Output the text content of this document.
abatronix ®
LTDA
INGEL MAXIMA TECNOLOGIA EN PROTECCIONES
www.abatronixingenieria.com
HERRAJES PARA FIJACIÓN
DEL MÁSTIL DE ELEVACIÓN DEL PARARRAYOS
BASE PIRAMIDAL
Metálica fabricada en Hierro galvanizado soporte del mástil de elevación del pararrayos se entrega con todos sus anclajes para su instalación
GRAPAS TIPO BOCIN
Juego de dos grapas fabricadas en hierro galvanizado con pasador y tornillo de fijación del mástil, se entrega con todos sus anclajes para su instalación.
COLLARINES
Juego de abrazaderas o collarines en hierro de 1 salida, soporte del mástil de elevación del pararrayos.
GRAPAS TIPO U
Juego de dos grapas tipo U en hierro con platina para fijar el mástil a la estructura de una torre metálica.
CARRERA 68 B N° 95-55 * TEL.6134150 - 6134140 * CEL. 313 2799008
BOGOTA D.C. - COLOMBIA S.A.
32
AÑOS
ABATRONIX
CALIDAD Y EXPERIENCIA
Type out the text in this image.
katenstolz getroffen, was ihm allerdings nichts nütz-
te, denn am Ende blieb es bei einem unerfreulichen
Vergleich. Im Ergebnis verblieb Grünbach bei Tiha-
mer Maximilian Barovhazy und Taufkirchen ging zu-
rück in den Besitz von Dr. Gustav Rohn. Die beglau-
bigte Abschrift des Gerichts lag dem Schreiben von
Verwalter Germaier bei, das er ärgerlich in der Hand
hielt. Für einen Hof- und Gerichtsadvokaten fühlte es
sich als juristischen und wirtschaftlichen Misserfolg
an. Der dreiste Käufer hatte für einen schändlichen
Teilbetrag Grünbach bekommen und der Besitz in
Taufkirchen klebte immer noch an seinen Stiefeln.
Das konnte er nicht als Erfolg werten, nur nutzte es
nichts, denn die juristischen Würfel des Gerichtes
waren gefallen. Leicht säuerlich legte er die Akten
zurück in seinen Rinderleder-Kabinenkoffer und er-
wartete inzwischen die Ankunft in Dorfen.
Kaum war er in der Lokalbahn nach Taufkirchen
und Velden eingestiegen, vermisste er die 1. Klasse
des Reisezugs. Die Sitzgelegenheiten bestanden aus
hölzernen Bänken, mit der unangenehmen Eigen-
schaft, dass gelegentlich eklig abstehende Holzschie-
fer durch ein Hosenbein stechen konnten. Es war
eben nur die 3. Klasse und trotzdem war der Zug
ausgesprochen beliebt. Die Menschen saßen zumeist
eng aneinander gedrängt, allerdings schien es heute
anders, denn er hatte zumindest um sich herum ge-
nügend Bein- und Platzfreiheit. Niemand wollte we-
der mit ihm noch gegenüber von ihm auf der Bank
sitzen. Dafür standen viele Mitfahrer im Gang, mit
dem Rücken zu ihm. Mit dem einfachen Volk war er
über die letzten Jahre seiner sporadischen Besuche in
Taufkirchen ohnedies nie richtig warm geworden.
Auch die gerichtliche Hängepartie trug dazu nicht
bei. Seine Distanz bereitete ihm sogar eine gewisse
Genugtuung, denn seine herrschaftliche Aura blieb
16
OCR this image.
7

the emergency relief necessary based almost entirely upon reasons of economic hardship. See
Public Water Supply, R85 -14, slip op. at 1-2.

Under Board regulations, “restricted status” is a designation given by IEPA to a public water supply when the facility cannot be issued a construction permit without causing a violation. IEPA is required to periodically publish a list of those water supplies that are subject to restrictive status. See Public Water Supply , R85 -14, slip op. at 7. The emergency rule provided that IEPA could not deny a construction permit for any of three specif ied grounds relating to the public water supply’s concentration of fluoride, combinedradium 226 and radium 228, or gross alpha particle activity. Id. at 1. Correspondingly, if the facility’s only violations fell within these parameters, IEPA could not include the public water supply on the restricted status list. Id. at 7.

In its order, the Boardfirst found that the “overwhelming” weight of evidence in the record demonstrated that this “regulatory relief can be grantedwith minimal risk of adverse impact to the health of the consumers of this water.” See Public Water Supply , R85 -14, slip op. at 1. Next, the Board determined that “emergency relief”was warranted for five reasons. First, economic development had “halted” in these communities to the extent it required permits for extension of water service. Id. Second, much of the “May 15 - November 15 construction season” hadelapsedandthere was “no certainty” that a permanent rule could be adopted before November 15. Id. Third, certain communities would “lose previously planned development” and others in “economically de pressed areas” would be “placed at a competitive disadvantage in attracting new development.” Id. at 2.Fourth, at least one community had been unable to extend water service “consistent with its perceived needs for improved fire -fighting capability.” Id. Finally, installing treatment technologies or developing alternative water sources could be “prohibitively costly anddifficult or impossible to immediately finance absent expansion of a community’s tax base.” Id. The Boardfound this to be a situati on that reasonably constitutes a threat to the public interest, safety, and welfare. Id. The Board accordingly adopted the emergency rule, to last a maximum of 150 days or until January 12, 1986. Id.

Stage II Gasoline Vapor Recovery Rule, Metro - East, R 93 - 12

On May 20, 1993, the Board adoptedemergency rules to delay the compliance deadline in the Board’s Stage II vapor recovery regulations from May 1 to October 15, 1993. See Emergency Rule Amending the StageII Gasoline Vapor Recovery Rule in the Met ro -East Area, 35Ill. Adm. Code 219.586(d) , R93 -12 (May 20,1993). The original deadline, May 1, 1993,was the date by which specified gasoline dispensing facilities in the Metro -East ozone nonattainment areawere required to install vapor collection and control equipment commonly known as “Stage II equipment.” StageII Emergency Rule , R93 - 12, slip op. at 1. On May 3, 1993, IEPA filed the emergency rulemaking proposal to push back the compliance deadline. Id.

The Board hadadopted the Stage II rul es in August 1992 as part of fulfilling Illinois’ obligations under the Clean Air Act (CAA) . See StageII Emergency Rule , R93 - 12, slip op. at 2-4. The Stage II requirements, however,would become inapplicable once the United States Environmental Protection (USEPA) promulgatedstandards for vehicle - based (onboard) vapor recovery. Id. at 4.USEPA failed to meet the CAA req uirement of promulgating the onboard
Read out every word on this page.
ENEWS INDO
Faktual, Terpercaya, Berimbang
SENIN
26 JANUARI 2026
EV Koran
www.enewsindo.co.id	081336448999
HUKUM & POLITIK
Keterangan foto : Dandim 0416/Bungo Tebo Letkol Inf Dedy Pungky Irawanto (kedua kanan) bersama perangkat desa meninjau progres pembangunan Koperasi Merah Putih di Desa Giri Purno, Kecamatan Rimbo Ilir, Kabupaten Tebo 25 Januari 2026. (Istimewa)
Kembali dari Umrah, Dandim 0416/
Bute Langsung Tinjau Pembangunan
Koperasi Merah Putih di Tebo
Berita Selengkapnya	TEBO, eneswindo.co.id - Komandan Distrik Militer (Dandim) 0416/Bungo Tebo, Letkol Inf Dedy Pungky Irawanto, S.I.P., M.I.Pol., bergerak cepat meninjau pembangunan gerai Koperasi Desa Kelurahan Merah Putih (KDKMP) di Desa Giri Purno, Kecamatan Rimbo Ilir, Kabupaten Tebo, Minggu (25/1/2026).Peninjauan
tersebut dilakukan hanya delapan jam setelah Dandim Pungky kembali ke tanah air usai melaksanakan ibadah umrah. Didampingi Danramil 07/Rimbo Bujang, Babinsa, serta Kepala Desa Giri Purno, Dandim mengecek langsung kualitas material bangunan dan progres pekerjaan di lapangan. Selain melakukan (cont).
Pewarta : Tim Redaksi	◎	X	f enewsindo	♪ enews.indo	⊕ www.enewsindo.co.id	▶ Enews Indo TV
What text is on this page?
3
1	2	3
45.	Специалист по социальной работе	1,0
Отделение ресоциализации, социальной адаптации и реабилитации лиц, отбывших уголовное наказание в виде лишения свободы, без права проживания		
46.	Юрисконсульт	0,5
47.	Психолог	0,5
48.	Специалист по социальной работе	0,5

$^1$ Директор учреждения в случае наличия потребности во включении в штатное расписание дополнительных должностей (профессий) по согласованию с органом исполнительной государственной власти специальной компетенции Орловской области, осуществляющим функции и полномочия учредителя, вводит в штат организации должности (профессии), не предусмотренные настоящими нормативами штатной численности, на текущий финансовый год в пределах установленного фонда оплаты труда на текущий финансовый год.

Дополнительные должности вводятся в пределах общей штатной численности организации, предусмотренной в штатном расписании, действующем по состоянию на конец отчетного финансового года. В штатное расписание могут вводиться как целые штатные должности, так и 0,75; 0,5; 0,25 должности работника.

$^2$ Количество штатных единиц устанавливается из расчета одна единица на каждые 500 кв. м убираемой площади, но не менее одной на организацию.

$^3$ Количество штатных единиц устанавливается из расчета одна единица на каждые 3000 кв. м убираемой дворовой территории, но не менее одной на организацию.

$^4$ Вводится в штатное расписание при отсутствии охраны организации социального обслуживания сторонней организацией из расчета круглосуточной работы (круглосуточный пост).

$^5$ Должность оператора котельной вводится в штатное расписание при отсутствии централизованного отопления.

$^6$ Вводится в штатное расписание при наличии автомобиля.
**********
• [WHAT IS NEEDED]
From the entries, report each line that includes the word "Giri".

• [EXERCISE RESPONSE]
Keterangan foto : Dandim 0416/Bungo Tebo Letkol Inf Dedy Pungky Irawanto (kedua kanan) bersama perangkat desa meninjau progres pembangunan Koperasi Merah Putih di Desa Giri Purno, Kecamatan Rimbo Ilir, Kabupaten Tebo 25 Januari 2026. (Istimewa)
Berita Selengkapnya	TEBO, eneswindo.co.id - Komandan Distrik Militer (Dandim) 0416/Bungo Tebo, Letkol Inf Dedy Pungky Irawanto, S.I.P., M.I.Pol., bergerak cepat meninjau pembangunan gerai Koperasi Desa Kelurahan Merah Putih (KDKMP) di Desa Giri Purno, Kecamatan Rimbo Ilir, Kabupaten Tebo, Minggu (25/1/2026).Peninjauan
tersebut dilakukan hanya delapan jam setelah Dandim Pungky kembali ke tanah air usai melaksanakan ibadah umrah. Didampingi Danramil 07/Rimbo Bujang, Babinsa, serta Kepala Desa Giri Purno, Dandim mengecek langsung kualitas material bangunan dan progres pekerjaan di lapangan. Selain melakukan (cont).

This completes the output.